- _Exercise objective_: Return every entry exactly as written.
-- BEGIN Record list --
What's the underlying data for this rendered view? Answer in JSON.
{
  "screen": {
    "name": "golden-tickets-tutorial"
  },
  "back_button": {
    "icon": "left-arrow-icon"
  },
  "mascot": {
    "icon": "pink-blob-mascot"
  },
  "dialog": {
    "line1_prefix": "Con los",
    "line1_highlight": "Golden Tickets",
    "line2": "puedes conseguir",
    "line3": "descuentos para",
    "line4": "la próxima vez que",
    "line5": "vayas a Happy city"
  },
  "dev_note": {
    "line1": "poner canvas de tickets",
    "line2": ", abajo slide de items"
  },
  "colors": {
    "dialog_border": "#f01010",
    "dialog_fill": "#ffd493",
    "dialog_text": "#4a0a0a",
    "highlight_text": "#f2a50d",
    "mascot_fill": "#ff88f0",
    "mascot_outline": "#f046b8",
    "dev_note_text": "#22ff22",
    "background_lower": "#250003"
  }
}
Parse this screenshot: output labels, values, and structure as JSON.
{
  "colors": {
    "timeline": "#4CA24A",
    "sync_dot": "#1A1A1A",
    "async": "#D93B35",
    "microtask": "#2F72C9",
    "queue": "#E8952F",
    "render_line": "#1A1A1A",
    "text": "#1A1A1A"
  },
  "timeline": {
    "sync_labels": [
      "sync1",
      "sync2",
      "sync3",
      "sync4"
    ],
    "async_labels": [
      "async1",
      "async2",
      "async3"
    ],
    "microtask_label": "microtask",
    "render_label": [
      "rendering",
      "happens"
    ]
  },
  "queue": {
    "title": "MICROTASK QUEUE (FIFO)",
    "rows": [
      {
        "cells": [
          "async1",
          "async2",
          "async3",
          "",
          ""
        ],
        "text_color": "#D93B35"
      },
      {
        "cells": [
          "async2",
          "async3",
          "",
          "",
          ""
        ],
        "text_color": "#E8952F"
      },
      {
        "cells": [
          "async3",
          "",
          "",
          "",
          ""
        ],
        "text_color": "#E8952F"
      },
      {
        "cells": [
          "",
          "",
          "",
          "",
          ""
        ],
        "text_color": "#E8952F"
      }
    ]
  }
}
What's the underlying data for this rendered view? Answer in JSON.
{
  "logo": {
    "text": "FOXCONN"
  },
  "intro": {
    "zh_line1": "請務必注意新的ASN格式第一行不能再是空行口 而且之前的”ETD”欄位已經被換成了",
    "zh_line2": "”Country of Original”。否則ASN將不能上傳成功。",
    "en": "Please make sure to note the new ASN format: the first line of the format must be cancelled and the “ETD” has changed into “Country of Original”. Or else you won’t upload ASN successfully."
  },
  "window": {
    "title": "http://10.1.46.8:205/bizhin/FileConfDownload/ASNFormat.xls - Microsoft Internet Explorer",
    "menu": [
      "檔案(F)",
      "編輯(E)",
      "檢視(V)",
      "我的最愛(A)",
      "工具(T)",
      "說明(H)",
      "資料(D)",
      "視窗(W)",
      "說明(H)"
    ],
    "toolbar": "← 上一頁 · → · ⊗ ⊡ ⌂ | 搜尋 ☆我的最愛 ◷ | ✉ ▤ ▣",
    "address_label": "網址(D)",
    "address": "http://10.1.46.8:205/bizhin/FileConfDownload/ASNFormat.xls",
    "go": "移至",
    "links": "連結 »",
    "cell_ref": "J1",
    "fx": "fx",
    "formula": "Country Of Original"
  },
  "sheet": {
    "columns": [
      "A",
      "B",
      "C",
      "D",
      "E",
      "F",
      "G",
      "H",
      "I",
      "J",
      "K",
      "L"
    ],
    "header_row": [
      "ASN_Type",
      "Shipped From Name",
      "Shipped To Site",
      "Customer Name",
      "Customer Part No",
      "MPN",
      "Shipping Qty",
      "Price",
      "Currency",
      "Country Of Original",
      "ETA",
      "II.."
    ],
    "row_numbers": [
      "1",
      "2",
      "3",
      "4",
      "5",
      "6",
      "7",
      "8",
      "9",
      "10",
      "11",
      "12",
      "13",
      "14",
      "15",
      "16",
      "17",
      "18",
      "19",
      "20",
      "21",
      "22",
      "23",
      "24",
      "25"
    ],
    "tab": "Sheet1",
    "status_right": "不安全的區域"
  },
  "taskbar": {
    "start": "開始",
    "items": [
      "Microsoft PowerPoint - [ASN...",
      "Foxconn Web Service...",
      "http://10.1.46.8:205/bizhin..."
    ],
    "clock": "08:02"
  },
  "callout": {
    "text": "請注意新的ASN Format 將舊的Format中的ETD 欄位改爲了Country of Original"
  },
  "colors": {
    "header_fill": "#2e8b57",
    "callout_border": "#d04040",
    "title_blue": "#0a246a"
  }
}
-- END Record list --
- _Output of the exercise_:
What's the underlying data for this rendered view? Answer in JSON.
{
  "screen": {
    "name": "golden-tickets-tutorial"
  },
  "back_button": {
    "icon": "left-arrow-icon"
  },
  "mascot": {
    "icon": "pink-blob-mascot"
  },
  "dialog": {
    "line1_prefix": "Con los",
    "line1_highlight": "Golden Tickets",
    "line2": "puedes conseguir",
    "line3": "descuentos para",
    "line4": "la próxima vez que",
    "line5": "vayas a Happy city"
  },
  "dev_note": {
    "line1": "poner canvas de tickets",
    "line2": ", abajo slide de items"
  },
  "colors": {
    "dialog_border": "#f01010",
    "dialog_fill": "#ffd493",
    "dialog_text": "#4a0a0a",
    "highlight_text": "#f2a50d",
    "mascot_fill": "#ff88f0",
    "mascot_outline": "#f046b8",
    "dev_note_text": "#22ff22",
    "background_lower": "#250003"
  }
}
Parse this screenshot: output labels, values, and structure as JSON.
{
  "colors": {
    "timeline": "#4CA24A",
    "sync_dot": "#1A1A1A",
    "async": "#D93B35",
    "microtask": "#2F72C9",
    "queue": "#E8952F",
    "render_line": "#1A1A1A",
    "text": "#1A1A1A"
  },
  "timeline": {
    "sync_labels": [
      "sync1",
      "sync2",
      "sync3",
      "sync4"
    ],
    "async_labels": [
      "async1",
      "async2",
      "async3"
    ],
    "microtask_label": "microtask",
    "render_label": [
      "rendering",
      "happens"
    ]
  },
  "queue": {
    "title": "MICROTASK QUEUE (FIFO)",
    "rows": [
      {
        "cells": [
          "async1",
          "async2",
          "async3",
          "",
          ""
        ],
        "text_color": "#D93B35"
      },
      {
        "cells": [
          "async2",
          "async3",
          "",
          "",
          ""
        ],
        "text_color": "#E8952F"
      },
      {
        "cells": [
          "async3",
          "",
          "",
          "",
          ""
        ],
        "text_color": "#E8952F"
      },
      {
        "cells": [
          "",
          "",
          "",
          "",
          ""
        ],
        "text_color": "#E8952F"
      }
    ]
  }
}
What's the underlying data for this rendered view? Answer in JSON.
{
  "logo": {
    "text": "FOXCONN"
  },
  "intro": {
    "zh_line1": "請務必注意新的ASN格式第一行不能再是空行口 而且之前的”ETD”欄位已經被換成了",
    "zh_line2": "”Country of Original”。否則ASN將不能上傳成功。",
    "en": "Please make sure to note the new ASN format: the first line of the format must be cancelled and the “ETD” has changed into “Country of Original”. Or else you won’t upload ASN successfully."
  },
  "window": {
    "title": "http://10.1.46.8:205/bizhin/FileConfDownload/ASNFormat.xls - Microsoft Internet Explorer",
    "menu": [
      "檔案(F)",
      "編輯(E)",
      "檢視(V)",
      "我的最愛(A)",
      "工具(T)",
      "說明(H)",
      "資料(D)",
      "視窗(W)",
      "說明(H)"
    ],
    "toolbar": "← 上一頁 · → · ⊗ ⊡ ⌂ | 搜尋 ☆我的最愛 ◷ | ✉ ▤ ▣",
    "address_label": "網址(D)",
    "address": "http://10.1.46.8:205/bizhin/FileConfDownload/ASNFormat.xls",
    "go": "移至",
    "links": "連結 »",
    "cell_ref": "J1",
    "fx": "fx",
    "formula": "Country Of Original"
  },
  "sheet": {
    "columns": [
      "A",
      "B",
      "C",
      "D",
      "E",
      "F",
      "G",
      "H",
      "I",
      "J",
      "K",
      "L"
    ],
    "header_row": [
      "ASN_Type",
      "Shipped From Name",
      "Shipped To Site",
      "Customer Name",
      "Customer Part No",
      "MPN",
      "Shipping Qty",
      "Price",
      "Currency",
      "Country Of Original",
      "ETA",
      "II.."
    ],
    "row_numbers": [
      "1",
      "2",
      "3",
      "4",
      "5",
      "6",
      "7",
      "8",
      "9",
      "10",
      "11",
      "12",
      "13",
      "14",
      "15",
      "16",
      "17",
      "18",
      "19",
      "20",
      "21",
      "22",
      "23",
      "24",
      "25"
    ],
    "tab": "Sheet1",
    "status_right": "不安全的區域"
  },
  "taskbar": {
    "start": "開始",
    "items": [
      "Microsoft PowerPoint - [ASN...",
      "Foxconn Web Service...",
      "http://10.1.46.8:205/bizhin..."
    ],
    "clock": "08:02"
  },
  "callout": {
    "text": "請注意新的ASN Format 將舊的Format中的ETD 欄位改爲了Country of Original"
  },
  "colors": {
    "header_fill": "#2e8b57",
    "callout_border": "#d04040",
    "title_blue": "#0a246a"
  }
}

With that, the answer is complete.